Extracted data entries
** Begin **

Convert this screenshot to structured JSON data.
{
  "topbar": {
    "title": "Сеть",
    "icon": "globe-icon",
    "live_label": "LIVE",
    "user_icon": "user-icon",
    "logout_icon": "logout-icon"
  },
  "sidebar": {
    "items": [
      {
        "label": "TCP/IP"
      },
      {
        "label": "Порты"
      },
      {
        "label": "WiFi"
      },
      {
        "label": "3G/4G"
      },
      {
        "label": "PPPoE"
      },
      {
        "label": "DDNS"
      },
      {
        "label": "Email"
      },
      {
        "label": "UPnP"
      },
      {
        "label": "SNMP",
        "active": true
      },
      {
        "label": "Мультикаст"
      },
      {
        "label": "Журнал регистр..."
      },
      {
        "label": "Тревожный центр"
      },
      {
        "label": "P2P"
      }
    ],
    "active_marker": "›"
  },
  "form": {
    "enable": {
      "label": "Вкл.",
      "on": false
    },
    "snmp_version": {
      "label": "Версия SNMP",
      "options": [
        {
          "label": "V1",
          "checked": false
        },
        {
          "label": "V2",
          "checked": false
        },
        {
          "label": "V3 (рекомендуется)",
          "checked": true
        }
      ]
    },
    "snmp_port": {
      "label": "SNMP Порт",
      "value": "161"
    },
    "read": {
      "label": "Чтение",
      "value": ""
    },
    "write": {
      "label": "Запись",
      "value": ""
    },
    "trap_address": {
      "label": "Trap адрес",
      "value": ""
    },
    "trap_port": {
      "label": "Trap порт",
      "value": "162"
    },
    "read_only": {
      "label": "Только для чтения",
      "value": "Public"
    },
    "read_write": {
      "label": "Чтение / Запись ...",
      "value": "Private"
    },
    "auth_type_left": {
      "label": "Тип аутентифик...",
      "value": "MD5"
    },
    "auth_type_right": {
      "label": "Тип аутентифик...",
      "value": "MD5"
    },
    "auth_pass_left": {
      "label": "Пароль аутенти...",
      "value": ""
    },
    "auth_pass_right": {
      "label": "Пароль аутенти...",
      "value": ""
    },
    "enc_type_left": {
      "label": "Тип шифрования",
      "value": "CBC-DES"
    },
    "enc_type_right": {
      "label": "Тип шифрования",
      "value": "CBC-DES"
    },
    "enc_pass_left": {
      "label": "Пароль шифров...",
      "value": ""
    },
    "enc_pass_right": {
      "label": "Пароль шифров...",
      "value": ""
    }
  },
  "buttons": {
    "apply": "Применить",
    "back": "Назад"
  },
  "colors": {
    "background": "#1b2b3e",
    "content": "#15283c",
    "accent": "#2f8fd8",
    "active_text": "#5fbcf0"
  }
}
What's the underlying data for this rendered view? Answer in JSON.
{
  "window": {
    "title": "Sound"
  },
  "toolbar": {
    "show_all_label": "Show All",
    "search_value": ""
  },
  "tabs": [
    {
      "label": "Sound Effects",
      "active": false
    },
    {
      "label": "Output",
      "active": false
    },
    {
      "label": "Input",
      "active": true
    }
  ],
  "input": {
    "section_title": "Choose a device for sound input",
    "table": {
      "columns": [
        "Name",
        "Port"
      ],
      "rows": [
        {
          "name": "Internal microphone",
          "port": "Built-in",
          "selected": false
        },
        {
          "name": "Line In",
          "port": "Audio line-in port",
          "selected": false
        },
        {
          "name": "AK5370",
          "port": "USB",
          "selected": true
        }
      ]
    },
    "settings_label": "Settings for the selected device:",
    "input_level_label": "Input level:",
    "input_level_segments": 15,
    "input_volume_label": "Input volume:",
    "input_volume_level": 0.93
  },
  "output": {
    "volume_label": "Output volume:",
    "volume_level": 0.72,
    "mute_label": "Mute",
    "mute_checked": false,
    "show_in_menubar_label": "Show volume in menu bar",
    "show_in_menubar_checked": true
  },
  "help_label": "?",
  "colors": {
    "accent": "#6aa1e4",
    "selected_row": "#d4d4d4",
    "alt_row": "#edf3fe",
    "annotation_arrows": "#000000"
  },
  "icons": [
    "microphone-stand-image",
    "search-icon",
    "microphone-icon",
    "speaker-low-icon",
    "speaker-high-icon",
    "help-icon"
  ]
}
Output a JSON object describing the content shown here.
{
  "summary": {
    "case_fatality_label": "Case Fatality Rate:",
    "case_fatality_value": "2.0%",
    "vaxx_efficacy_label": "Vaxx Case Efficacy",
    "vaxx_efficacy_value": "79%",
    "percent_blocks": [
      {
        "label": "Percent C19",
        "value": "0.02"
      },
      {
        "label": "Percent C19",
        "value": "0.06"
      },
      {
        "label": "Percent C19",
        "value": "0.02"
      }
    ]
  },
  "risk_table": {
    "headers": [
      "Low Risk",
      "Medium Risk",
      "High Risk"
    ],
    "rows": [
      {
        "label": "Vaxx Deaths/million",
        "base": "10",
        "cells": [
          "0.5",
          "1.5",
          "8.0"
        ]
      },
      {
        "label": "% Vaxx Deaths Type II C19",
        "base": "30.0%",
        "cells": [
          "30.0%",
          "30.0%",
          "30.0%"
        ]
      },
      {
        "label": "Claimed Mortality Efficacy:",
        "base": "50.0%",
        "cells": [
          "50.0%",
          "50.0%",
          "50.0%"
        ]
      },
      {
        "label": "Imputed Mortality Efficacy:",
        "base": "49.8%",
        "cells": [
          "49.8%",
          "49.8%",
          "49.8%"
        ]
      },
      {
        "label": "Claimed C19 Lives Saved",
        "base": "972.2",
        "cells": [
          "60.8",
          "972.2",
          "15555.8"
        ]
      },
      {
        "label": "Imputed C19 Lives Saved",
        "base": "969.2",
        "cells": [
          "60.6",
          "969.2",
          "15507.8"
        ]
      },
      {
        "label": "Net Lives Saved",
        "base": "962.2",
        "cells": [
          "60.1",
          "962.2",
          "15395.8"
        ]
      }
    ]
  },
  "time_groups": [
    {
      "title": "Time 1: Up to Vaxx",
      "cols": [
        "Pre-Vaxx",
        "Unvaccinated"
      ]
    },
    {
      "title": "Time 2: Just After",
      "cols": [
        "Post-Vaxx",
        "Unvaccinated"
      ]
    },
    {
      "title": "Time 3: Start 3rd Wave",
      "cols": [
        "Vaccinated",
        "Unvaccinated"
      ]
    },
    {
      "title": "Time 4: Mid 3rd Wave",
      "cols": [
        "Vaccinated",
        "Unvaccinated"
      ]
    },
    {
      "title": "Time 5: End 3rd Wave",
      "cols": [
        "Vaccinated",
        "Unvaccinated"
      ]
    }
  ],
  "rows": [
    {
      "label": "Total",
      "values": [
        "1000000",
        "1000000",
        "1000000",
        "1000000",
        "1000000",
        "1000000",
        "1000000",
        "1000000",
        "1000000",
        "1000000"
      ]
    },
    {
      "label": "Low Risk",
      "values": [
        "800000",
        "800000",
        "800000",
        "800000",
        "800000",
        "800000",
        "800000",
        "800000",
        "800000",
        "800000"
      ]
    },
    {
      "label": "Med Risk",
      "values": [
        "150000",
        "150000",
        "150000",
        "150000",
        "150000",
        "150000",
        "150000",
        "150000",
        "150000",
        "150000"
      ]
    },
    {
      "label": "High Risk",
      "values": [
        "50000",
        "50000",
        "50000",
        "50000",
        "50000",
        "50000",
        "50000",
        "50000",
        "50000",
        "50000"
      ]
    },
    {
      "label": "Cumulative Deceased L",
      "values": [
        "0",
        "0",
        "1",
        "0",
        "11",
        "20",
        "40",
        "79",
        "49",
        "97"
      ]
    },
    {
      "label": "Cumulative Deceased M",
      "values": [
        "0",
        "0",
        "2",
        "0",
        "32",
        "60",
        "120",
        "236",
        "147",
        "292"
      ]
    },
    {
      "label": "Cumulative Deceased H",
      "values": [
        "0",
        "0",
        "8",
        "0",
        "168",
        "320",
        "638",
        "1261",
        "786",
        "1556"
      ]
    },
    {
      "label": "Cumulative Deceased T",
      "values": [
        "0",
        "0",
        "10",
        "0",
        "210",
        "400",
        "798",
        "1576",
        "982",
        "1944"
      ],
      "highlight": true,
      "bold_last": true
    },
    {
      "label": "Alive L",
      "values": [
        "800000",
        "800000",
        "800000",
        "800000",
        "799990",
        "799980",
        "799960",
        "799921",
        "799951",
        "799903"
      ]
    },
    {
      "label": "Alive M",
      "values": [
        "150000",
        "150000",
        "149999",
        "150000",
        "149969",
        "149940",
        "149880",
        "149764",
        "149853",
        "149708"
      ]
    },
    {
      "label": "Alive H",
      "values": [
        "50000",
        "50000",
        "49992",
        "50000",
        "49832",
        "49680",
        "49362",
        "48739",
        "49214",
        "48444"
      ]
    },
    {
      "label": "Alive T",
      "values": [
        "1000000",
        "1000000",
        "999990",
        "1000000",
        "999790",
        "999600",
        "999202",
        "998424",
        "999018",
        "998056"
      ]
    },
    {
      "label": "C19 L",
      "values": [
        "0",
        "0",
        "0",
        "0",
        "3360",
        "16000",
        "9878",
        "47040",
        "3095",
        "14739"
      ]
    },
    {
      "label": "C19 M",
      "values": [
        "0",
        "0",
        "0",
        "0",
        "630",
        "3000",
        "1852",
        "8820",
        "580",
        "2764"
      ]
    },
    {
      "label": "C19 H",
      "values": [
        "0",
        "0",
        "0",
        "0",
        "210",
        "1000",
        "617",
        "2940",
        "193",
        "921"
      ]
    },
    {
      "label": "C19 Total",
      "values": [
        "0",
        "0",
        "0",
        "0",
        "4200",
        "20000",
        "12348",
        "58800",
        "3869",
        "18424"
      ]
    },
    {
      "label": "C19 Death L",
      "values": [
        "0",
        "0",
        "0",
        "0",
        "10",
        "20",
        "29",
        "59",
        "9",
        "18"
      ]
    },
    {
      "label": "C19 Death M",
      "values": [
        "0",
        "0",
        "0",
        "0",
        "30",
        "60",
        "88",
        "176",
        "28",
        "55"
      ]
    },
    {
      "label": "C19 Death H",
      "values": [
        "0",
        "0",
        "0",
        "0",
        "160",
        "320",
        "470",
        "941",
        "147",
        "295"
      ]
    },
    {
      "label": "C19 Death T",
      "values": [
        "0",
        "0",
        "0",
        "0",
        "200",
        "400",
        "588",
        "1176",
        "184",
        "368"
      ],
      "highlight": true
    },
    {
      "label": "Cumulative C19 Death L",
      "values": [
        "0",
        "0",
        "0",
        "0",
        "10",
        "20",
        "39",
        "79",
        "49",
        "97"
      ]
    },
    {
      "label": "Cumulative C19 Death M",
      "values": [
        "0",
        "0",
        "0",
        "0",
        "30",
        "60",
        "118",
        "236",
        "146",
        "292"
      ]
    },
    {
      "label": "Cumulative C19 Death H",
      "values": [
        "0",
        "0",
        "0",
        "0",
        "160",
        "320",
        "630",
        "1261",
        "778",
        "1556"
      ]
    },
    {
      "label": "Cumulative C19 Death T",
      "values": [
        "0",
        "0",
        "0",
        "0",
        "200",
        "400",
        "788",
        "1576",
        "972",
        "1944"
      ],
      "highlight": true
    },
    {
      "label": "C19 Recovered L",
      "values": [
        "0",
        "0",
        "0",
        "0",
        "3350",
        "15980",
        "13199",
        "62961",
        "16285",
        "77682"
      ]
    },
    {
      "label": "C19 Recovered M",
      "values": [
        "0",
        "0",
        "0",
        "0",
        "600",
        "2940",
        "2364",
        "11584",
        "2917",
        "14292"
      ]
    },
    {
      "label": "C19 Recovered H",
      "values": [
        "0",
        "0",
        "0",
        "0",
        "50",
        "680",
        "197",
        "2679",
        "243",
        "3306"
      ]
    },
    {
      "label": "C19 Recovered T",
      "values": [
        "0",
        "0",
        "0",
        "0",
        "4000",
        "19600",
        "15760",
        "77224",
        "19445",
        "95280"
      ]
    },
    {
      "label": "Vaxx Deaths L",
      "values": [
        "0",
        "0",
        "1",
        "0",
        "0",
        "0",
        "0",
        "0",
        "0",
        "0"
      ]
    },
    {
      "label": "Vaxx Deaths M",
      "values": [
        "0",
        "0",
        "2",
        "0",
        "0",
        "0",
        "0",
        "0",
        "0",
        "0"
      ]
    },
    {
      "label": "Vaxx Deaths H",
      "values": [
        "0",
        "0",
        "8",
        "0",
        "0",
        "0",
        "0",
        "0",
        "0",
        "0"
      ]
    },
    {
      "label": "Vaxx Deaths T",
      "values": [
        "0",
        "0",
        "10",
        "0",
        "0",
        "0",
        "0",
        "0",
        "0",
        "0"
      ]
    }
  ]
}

** End **

### Directions for this task
In the material above, show every line where the word "Lives" turns up.

### Task response
        "label": "Claimed C19 Lives Saved",
        "label": "Imputed C19 Lives Saved",
        "label": "Net Lives Saved",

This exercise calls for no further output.